**REQUEST:** Scan the lines below for the string "liquidificadora" and report how many lines contain it, giving only the number.

**MATERIAL:**

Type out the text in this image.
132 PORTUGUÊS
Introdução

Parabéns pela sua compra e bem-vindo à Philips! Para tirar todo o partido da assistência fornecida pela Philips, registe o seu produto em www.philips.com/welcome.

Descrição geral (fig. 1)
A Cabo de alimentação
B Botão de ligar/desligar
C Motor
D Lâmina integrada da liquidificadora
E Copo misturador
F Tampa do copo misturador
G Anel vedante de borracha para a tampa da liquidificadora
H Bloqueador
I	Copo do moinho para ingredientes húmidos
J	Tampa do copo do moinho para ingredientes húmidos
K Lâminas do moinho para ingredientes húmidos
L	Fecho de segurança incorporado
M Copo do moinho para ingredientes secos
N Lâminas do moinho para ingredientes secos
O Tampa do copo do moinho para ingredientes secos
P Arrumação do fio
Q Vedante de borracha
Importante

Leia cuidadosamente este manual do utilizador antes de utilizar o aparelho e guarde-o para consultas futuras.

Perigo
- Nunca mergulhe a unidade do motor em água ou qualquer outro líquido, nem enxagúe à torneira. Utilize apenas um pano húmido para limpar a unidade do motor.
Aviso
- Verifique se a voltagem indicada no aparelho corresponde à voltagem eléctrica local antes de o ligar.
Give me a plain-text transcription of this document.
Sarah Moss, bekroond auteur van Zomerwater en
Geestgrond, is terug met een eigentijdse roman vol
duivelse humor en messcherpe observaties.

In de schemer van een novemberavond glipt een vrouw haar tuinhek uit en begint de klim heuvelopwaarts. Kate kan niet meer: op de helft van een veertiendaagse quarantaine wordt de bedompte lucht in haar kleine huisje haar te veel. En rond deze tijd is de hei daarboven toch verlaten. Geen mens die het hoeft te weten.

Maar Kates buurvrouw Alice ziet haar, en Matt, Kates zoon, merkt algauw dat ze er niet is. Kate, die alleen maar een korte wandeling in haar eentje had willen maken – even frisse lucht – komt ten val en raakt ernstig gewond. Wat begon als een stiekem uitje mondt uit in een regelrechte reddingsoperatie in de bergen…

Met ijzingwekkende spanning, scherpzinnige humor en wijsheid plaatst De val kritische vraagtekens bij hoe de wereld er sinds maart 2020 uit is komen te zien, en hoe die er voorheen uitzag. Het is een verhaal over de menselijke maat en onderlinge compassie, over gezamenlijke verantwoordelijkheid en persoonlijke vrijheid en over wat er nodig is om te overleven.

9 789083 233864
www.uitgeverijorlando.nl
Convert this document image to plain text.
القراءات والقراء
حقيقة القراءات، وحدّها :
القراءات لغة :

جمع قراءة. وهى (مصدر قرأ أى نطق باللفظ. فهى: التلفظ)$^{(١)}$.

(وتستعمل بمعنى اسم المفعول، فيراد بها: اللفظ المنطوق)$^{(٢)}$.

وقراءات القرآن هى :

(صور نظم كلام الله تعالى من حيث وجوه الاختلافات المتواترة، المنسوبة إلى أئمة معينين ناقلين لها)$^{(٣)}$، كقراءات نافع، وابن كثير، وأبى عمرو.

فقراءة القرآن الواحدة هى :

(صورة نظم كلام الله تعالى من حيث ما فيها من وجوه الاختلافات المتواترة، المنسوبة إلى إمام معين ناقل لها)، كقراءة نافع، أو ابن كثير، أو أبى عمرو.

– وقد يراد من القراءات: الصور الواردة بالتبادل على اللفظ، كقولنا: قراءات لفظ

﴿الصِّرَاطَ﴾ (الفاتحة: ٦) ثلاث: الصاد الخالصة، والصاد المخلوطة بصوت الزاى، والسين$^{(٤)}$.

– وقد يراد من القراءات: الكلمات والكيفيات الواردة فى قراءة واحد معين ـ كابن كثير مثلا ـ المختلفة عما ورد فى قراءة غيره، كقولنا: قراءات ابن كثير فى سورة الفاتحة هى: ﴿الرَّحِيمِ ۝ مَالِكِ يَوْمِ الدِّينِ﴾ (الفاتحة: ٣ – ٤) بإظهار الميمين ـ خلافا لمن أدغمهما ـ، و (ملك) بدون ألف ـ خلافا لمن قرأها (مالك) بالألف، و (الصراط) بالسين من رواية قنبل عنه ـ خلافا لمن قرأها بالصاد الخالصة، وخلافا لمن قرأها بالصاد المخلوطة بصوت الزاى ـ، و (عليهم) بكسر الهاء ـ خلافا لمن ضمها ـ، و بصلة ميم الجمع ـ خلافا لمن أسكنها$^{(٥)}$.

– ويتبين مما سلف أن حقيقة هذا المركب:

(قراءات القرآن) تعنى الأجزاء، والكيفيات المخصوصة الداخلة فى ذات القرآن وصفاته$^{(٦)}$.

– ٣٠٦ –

**THE RESPONSE:** 2